* **Requirement**
For the data below, report the number of lines that contain the string "enfermedad" and nothing else.

━━ Extracted information ━━

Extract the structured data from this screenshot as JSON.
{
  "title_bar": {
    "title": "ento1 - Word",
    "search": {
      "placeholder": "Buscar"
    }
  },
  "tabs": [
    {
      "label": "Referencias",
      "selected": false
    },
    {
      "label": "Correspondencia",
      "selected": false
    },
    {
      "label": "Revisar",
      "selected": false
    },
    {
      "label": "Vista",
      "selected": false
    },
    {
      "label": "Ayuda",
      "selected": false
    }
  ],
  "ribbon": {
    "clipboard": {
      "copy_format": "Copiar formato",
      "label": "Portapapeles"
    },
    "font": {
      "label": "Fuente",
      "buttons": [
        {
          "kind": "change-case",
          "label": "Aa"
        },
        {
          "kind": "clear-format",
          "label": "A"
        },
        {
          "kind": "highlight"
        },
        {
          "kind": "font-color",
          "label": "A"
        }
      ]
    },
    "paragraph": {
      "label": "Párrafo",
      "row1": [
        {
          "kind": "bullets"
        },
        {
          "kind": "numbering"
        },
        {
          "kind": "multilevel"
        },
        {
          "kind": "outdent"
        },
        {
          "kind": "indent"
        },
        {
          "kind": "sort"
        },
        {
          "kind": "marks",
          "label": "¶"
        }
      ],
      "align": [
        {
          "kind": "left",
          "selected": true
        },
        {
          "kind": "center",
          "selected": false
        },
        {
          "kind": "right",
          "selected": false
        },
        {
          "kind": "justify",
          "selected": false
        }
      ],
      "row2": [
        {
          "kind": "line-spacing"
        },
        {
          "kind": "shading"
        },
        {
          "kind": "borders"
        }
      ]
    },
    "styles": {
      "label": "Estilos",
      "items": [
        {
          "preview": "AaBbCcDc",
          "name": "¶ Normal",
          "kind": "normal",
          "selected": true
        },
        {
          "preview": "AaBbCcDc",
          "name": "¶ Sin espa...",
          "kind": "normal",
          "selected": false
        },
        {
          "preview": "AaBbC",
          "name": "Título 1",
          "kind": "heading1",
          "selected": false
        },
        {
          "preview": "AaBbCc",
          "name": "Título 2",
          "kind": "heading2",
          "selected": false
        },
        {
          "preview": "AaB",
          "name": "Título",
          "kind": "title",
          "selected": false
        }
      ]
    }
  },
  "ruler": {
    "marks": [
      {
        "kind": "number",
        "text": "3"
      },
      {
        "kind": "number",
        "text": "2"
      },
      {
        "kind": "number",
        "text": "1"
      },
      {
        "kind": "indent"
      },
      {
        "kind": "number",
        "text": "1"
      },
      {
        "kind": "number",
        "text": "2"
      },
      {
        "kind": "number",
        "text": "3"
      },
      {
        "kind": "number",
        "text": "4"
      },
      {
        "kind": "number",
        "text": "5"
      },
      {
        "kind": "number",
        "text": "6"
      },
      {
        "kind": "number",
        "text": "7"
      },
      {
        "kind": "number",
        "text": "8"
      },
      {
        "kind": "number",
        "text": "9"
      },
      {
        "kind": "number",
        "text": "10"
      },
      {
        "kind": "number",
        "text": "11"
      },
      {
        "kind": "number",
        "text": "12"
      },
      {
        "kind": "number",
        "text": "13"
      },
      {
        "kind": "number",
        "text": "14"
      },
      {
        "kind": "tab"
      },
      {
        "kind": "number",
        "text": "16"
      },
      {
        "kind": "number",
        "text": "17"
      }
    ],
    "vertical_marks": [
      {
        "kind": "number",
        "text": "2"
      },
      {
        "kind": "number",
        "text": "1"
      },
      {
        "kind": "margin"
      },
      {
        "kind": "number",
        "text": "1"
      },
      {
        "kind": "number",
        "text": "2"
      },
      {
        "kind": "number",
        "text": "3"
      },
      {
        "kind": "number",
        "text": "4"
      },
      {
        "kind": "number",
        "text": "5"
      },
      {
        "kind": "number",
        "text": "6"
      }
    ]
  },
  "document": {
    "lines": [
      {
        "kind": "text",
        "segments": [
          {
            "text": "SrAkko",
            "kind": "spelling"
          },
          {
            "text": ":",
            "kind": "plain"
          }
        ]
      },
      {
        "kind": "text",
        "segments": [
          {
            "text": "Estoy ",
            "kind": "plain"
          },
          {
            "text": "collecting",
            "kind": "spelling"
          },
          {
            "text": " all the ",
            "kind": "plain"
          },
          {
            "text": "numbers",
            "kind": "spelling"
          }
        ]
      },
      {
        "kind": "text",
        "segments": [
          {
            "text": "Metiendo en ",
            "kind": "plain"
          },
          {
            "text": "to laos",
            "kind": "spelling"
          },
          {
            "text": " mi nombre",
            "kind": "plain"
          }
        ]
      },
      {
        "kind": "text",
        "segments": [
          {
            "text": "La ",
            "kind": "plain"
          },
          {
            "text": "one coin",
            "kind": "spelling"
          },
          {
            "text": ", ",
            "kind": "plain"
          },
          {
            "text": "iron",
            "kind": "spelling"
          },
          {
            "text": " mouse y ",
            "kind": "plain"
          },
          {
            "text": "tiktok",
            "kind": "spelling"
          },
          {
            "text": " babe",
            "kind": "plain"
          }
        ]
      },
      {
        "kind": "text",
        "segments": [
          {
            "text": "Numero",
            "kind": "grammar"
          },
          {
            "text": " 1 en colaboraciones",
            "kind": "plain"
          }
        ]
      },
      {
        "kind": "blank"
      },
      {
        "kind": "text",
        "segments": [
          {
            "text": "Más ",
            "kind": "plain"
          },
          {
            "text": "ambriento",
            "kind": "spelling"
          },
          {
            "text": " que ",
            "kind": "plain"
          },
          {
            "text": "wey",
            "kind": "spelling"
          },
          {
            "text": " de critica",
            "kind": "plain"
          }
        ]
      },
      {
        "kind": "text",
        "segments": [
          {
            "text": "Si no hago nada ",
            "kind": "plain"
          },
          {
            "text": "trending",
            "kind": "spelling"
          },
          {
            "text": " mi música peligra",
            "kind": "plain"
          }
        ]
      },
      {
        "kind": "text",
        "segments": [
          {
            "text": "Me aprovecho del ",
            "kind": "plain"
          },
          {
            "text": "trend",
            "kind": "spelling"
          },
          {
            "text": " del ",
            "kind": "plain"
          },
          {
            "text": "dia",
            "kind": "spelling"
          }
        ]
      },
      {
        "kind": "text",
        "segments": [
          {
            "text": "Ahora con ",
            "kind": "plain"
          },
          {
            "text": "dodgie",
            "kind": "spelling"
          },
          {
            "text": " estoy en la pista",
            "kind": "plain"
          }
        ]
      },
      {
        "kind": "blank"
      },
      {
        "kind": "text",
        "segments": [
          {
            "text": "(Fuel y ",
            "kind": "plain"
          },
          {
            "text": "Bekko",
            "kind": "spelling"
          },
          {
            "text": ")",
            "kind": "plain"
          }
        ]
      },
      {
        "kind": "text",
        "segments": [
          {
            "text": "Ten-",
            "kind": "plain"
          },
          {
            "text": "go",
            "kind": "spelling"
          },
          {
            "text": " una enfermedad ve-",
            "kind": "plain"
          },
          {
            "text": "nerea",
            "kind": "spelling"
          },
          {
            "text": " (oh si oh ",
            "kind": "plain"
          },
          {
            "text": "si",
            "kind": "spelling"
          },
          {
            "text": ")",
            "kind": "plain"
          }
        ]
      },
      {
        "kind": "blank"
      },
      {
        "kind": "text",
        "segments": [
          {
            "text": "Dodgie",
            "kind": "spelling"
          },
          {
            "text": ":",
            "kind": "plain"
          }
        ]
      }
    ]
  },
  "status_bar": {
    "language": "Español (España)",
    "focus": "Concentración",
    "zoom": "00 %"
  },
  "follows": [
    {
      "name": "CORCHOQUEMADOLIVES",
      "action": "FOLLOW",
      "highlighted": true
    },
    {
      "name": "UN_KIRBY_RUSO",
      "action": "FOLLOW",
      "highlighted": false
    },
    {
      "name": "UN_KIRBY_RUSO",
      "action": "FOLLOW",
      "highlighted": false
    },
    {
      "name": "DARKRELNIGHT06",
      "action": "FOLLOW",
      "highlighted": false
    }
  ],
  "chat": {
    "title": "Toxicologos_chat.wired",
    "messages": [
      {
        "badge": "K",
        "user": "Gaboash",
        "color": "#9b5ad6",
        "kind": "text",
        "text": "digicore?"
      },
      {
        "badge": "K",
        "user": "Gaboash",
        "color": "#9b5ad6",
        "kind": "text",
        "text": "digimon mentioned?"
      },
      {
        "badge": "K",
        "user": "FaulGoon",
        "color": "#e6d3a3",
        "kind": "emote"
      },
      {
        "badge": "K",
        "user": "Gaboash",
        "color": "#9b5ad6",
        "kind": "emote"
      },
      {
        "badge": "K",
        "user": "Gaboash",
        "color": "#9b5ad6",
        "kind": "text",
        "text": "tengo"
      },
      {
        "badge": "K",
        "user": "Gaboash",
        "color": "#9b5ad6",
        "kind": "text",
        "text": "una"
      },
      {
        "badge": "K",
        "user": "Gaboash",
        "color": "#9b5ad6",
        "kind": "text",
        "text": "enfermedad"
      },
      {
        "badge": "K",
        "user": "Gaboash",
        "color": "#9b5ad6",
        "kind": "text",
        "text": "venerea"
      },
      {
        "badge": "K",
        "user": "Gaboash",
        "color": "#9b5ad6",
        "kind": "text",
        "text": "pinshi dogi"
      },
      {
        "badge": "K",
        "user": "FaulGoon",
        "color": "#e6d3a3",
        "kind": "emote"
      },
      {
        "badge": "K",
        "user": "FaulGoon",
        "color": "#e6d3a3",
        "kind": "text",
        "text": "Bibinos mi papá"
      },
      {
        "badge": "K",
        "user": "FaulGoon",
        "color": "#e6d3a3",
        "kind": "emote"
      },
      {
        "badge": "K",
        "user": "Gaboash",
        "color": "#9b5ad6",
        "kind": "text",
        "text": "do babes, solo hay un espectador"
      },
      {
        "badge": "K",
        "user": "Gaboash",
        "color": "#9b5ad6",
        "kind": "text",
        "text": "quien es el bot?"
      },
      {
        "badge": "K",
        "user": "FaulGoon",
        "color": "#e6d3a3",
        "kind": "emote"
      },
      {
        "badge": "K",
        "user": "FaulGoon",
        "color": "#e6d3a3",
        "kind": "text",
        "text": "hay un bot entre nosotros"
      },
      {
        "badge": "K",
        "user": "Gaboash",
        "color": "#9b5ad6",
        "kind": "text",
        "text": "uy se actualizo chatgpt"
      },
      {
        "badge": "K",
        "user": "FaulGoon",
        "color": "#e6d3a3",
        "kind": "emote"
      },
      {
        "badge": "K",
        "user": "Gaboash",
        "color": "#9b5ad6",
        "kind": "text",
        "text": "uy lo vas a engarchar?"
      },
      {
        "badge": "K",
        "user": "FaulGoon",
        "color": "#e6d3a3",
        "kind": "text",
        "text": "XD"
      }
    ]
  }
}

━━━

* **Answer to the problem**
2